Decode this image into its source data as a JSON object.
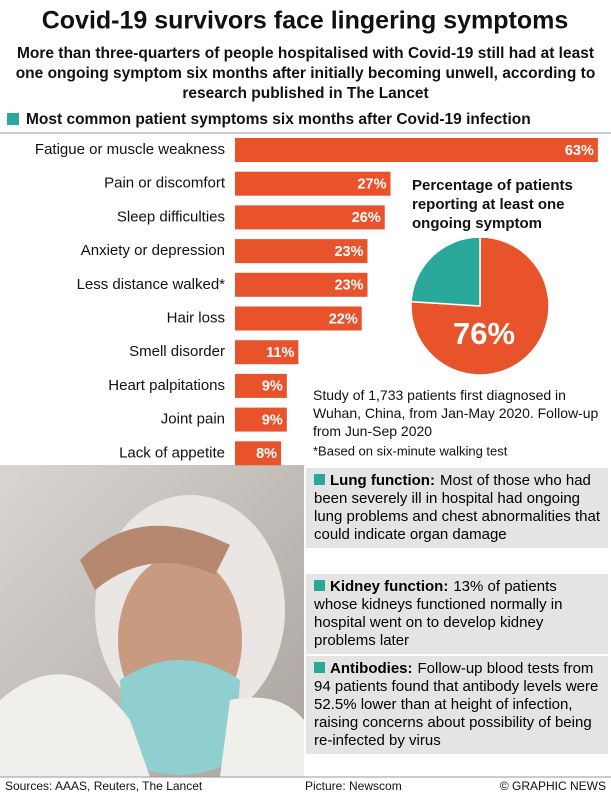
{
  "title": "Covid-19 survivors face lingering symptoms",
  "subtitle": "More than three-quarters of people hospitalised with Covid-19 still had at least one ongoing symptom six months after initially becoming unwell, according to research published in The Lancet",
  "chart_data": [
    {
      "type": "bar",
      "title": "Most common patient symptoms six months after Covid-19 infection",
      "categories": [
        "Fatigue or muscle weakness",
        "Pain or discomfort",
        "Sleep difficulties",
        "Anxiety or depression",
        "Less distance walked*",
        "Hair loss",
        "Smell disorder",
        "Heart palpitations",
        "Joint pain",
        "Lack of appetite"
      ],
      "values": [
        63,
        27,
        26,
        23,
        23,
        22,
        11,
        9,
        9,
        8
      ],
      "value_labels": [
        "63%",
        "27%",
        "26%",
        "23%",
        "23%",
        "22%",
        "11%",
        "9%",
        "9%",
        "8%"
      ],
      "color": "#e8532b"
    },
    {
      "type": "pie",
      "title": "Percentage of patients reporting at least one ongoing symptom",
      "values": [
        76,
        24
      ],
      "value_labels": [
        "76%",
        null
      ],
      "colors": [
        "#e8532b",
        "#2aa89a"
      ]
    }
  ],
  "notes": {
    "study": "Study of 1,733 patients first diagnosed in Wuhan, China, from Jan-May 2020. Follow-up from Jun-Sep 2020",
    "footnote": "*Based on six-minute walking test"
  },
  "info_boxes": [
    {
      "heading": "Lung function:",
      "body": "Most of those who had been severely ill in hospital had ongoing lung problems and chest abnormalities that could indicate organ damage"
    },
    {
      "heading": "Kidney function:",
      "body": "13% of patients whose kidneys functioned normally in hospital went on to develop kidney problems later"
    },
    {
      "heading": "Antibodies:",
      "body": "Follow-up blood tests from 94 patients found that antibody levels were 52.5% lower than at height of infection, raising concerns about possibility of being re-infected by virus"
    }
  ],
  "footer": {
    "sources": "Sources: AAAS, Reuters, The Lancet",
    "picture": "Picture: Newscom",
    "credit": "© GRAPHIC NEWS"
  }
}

-*-*-

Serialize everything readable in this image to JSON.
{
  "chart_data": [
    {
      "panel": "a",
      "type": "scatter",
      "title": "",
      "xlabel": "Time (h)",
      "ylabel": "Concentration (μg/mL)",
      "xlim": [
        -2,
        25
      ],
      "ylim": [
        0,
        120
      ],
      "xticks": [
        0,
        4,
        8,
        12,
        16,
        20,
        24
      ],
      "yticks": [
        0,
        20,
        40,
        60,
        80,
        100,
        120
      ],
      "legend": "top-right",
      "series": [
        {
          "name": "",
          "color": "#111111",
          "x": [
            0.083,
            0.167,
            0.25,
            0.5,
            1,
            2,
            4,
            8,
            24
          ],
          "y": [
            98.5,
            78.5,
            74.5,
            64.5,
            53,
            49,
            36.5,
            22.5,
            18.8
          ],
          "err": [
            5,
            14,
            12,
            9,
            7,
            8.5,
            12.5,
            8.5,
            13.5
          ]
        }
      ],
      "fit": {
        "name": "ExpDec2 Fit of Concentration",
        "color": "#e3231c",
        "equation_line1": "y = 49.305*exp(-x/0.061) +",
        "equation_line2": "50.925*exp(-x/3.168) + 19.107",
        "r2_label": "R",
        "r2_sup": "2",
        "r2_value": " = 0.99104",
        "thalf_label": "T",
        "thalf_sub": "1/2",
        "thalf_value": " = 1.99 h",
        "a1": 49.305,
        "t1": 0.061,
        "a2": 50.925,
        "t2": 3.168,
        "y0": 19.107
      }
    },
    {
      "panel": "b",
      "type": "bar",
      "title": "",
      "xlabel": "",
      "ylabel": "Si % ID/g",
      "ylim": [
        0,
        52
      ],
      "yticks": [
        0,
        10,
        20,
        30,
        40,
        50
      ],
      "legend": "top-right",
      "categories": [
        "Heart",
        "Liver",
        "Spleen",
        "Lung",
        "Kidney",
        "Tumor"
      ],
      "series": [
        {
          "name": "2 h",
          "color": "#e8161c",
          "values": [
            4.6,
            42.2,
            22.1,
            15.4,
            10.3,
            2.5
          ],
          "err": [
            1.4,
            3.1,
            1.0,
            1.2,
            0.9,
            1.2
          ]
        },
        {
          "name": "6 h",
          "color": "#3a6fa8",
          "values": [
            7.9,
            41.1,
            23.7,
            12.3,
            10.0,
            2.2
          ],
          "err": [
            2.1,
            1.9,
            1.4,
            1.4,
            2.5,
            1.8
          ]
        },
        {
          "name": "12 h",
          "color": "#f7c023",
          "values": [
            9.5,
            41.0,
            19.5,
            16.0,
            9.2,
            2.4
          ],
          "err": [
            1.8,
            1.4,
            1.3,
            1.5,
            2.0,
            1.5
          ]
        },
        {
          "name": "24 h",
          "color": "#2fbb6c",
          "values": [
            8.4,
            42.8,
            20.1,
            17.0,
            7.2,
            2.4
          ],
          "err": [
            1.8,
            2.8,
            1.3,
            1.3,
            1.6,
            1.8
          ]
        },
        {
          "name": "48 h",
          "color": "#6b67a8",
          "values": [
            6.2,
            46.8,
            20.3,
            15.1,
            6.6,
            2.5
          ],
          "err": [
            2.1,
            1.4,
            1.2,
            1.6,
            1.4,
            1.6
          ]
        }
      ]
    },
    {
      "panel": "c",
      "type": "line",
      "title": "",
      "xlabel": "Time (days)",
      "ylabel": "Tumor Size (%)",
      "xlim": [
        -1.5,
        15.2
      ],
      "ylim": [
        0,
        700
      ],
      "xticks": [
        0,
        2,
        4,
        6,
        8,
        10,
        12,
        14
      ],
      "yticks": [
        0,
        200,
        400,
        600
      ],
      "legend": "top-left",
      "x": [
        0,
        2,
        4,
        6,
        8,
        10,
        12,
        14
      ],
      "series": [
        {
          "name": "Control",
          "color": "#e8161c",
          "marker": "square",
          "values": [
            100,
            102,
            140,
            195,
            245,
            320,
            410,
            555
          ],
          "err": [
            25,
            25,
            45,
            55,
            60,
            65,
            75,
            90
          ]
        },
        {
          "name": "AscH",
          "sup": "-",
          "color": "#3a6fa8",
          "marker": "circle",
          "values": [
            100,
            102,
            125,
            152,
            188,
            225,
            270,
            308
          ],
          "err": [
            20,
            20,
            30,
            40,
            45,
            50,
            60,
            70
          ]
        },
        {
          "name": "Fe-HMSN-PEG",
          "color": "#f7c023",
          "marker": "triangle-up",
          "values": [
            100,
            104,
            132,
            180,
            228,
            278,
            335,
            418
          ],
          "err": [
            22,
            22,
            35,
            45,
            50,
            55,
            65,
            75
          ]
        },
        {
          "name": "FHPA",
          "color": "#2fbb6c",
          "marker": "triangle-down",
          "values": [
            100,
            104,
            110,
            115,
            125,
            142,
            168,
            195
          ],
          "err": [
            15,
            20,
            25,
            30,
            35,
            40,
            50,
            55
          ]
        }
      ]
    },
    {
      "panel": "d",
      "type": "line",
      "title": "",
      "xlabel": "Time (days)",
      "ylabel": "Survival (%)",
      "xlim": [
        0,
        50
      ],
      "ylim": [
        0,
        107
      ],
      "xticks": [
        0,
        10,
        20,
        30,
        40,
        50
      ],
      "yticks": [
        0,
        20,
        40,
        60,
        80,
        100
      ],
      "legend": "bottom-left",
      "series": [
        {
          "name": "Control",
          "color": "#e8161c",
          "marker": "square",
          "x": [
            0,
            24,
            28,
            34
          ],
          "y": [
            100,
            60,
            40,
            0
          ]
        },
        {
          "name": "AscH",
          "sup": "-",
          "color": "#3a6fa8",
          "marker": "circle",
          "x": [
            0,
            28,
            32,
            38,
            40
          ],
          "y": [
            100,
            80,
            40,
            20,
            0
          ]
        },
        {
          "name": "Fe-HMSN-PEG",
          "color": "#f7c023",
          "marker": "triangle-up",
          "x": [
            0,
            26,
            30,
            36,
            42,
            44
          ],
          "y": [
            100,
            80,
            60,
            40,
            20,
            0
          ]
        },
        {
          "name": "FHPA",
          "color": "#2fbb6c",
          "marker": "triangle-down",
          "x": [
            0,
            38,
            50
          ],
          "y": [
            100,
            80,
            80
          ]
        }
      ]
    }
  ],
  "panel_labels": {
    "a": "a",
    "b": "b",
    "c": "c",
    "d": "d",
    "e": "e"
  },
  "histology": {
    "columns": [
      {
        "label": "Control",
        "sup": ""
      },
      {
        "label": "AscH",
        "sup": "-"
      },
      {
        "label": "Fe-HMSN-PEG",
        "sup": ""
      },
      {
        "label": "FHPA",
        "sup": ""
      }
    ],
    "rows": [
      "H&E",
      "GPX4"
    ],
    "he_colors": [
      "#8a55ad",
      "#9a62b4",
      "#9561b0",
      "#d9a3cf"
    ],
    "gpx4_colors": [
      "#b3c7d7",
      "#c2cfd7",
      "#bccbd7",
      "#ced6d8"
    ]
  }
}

-*-*-

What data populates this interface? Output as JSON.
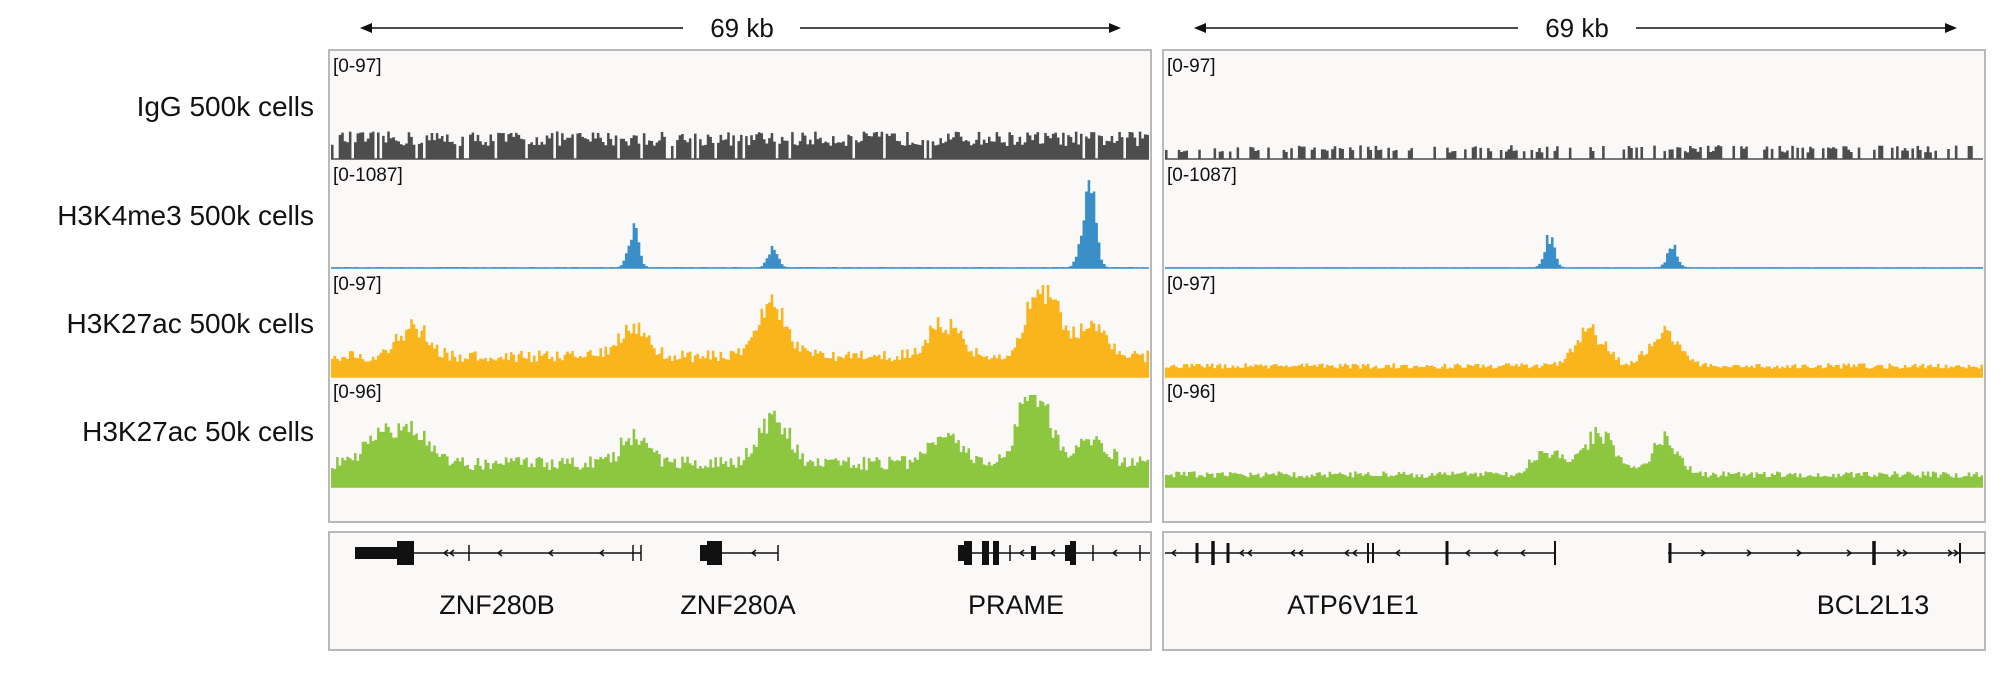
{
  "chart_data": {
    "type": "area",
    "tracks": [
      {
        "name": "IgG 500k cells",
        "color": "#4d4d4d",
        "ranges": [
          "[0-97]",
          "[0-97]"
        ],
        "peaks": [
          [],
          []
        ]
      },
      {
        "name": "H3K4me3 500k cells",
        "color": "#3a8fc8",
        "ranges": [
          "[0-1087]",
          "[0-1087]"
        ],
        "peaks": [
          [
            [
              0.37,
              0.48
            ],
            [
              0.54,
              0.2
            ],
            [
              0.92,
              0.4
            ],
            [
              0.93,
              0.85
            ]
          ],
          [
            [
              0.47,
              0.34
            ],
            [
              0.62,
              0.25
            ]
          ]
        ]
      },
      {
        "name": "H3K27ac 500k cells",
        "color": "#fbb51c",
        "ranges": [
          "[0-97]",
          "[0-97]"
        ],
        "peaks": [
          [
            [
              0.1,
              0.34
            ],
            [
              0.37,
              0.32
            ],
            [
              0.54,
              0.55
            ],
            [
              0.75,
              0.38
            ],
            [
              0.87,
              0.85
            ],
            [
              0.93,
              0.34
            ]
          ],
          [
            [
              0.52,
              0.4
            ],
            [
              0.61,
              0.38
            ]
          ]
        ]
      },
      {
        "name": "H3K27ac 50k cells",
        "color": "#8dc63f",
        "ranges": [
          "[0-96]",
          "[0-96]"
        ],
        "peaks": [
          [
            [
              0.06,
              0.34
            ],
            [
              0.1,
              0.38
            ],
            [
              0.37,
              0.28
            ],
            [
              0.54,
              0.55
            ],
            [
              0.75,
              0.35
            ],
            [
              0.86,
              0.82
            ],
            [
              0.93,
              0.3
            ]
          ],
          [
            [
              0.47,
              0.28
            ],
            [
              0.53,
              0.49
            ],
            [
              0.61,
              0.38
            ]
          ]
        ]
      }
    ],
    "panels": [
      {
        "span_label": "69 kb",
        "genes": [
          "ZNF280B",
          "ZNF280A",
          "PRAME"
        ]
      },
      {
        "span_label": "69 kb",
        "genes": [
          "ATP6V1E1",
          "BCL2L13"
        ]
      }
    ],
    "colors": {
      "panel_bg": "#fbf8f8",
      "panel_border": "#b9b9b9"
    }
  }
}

-*-*-

WORK ORDER:
Using the listing above, pull out all lines that hold the word "legend".

OUTPUT BELOW:
      "legend": "top-right",
      "legend": "top-right",
      "legend": "top-left",
      "legend": "bottom-left",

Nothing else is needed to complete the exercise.